• _Extracted information_:
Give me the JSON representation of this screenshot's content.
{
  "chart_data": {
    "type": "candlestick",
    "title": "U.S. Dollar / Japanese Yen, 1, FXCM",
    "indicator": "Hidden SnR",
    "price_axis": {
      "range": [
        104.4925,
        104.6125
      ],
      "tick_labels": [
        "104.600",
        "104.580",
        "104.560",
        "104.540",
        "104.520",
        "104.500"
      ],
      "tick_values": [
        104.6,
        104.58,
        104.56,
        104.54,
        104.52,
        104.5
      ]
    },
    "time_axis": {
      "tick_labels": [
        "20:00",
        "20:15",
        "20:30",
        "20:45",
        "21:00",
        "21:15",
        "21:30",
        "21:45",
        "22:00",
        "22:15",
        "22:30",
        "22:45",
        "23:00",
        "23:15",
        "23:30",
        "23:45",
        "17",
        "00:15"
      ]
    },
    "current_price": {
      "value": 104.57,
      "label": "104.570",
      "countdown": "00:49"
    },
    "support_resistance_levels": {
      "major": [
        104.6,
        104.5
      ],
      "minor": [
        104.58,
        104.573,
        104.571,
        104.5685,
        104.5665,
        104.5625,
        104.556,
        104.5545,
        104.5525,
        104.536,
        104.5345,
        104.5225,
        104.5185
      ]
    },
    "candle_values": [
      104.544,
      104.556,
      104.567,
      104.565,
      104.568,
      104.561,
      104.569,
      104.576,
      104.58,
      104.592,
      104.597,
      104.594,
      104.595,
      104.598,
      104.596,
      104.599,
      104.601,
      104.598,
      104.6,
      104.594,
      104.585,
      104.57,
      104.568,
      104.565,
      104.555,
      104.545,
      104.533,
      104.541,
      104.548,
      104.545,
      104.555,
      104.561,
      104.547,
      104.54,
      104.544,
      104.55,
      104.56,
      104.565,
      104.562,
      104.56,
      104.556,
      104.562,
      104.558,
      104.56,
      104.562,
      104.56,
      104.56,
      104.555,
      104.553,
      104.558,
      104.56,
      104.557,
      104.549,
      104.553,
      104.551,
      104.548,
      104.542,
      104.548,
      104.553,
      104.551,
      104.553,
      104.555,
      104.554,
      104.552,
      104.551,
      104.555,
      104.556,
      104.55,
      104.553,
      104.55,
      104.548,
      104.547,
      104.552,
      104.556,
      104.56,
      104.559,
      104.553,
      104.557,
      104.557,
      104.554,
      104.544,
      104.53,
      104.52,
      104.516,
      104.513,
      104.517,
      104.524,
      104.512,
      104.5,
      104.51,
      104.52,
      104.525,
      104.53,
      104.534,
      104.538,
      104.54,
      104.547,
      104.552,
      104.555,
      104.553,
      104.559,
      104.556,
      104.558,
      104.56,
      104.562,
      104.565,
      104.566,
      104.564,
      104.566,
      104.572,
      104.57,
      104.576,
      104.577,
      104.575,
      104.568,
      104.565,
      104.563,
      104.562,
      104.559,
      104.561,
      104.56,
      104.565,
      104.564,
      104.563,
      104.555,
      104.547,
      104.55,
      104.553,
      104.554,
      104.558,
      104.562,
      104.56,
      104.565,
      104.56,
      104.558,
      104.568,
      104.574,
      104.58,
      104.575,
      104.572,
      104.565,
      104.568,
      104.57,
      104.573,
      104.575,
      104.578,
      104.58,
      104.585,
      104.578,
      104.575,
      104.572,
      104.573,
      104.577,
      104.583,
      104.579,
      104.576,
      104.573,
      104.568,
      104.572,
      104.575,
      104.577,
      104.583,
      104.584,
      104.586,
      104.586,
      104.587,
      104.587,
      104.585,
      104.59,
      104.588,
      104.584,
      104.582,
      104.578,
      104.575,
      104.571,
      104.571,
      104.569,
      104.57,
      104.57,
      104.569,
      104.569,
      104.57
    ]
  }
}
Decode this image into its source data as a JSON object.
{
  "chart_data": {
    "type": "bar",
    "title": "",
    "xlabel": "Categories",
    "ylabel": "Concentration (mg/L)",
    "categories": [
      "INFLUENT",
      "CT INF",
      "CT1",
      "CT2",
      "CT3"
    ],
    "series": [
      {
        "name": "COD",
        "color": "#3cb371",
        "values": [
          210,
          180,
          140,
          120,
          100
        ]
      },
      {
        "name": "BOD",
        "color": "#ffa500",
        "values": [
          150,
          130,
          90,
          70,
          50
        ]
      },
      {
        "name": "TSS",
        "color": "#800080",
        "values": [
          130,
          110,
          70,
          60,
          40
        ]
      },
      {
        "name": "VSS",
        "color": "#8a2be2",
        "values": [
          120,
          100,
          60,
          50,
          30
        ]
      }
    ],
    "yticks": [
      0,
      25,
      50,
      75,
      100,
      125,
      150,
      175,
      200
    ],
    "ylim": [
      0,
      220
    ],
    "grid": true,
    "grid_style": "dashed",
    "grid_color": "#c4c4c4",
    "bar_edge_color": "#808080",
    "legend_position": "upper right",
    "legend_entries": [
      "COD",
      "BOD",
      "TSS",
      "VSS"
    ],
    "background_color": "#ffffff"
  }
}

• _Problem statement_: Reproduce each line of the material containing the word "this".

• _Expected output_:
Give me the JSON representation of this screenshot's content.
Decode this image into its source data as a JSON object.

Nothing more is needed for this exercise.